Nobody says, “I have confused border control with the pleasure of imagining removal.”
No. They say “rats.” They say “aliens.” They say “the others.” They say “get them gone.” Then they complain that nobody wants a reasonable debate.
Reasonable debate?
You cannot arrive at a reasonable debate carrying a bucket of petrol and crying about censorship because someone noticed the match.
A society for all is not a slogan for mugs. It is the only civilisation worth defending.
That means every faith and no faith. Every colour. Every sex. Every class. Gay, straight, trans, disabled, autistic, born here, newly arrived, polished, rough, fluent, struggling, certain, frightened, useful, difficult.
All of them.
Not because everyone is good.
Because a society that begins by deciding which groups can be spoken of as dirt has already lost the thing it claims to protect.
You want national pride?
Start there.
Do not wave a flag over moral sewage and call it patriotism.
A flag is not a towel for wiping your conscience.
And spare me the sudden concern for women, gay people, Jewish people, children, workers, and “our way of life” when it only appears as a stick to beat Muslims, refugees, or migrants with.
If you care about women, care about women when the threat is domestic, wealthy, respectable, drunk, uniformed, elected, married, or sitting at the end of your own table.
If you care about gay people, care about them when they are not useful in an argument about Islam.
If you care about workers, ask why wages have been crushed while landlords, shareholders and private contractors somehow never seem to be “the problem.”
The billionaire press does not love the working class.
It studies them.
It learns what frightens them, what flatters them, what makes them angry, then sells the same wound back to them with adverts between the paragraphs.
Fear makes people consume.
Fear sells newspapers. Fear wins elections. Fear fills comment sections. Fear gives stupid men the sensation of depth. Fear lets a person who cannot explain the housing market believe he has solved Britain because he can point at a dinghy.
There is another lie in this national performance. The idea that cruelty is courage.
It is not.
Cruelty is easy. Any idiot can be cruel. Any frightened man can dress up panic as realism. Any pub philosopher with a phone can say the hard thing if the hard thing is just an ugly thing said loudly.
Real courage is harder.
Can you defend border control without hating the desperate?

* _WHAT IS ASKED_:
1. Summarize the piece on fear and a society for all in two sentences.
2. Copy word for word everything in the piece on fear and a society for all from "Because a society" down to "Start there.".
The data has no connection to the piece on fear and a society for all.

* _EXTRACTED INFORMATION_:
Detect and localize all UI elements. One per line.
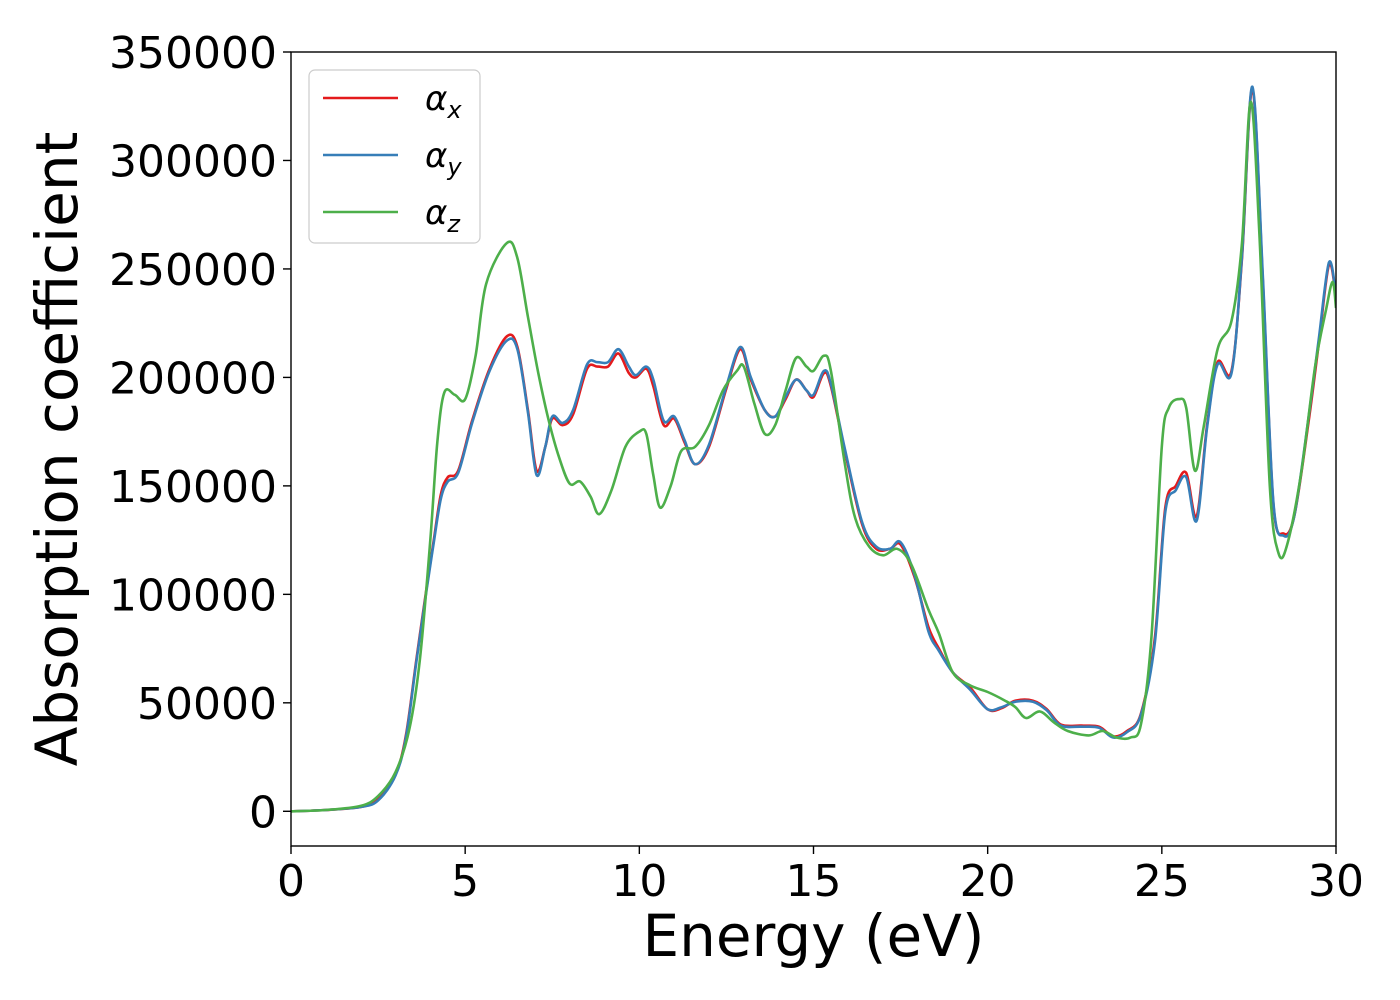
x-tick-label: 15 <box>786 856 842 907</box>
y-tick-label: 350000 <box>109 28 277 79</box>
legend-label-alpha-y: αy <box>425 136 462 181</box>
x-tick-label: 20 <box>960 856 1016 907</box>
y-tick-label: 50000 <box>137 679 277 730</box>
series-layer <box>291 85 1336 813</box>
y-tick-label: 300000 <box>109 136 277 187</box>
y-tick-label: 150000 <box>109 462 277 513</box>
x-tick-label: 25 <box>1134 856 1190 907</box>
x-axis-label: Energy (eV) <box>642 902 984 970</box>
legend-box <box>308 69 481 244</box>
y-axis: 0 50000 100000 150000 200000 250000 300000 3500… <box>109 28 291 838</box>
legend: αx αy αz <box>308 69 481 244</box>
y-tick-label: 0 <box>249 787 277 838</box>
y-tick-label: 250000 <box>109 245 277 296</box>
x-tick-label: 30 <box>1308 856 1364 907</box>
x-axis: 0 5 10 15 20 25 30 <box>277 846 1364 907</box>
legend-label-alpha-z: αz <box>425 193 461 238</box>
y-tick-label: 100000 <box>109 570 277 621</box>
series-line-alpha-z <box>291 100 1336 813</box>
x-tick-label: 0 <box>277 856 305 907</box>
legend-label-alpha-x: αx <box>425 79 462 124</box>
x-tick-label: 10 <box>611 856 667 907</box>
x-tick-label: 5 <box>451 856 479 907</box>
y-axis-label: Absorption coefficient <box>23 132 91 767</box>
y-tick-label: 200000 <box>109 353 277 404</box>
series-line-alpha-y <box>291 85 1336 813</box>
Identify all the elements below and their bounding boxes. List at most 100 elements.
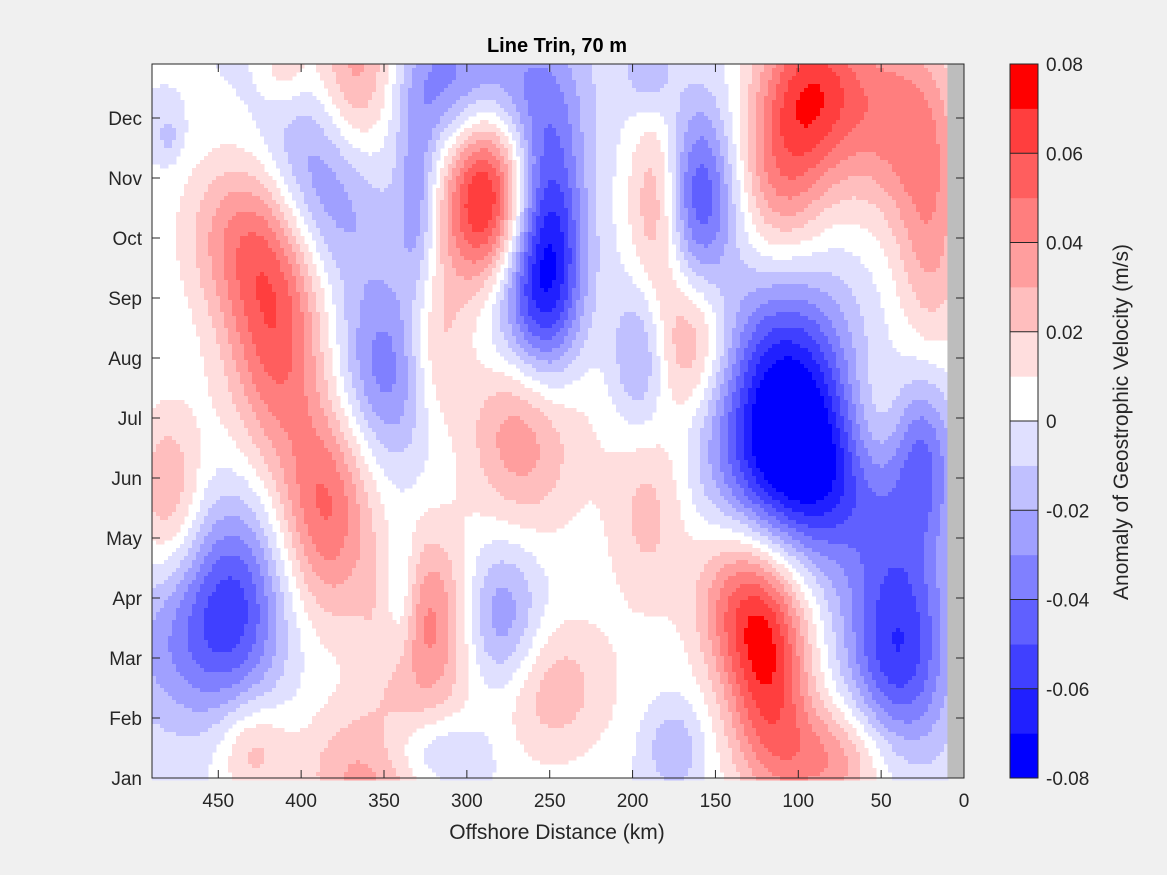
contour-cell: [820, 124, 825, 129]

* _PROBLEM SOLUTIONS_:
1. The piece holds that a society for all, taking in every faith and no faith, every colour, sex and class, is the only civilization worth defending, and that a society that speaks of some groups as dirt has already lost what it claims to protect. It also says the billionaire press sells fear back to the working class, and that cruelty is easy while real courage is harder.

2.
Because a society that begins by deciding which groups can be spoken of as dirt has already lost the thing it claims to protect.
You want national pride?
Start there.